▶ _INSTRUCTION_: Read the listing below and copy out every line that holds "label".

Begin

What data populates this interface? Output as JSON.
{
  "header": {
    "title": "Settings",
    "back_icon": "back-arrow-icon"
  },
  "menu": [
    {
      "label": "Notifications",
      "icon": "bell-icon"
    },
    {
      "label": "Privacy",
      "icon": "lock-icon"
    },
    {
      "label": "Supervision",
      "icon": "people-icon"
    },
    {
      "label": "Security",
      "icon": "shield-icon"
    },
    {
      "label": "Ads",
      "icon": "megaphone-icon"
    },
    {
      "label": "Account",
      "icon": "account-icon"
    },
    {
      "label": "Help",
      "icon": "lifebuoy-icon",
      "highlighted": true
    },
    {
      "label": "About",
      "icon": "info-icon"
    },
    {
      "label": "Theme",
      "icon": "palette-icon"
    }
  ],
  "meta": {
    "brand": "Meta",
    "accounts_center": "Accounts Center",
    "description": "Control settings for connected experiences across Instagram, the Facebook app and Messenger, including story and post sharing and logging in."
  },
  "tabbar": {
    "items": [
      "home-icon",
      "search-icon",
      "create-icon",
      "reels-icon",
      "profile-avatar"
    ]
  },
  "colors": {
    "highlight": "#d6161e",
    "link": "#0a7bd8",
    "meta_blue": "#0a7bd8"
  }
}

End

▶ _SOLUTION FOR THIS EXERCISE_:
      "label": "Notifications",
      "label": "Privacy",
      "label": "Supervision",
      "label": "Security",
      "label": "Ads",
      "label": "Account",
      "label": "Help",
      "label": "About",
      "label": "Theme",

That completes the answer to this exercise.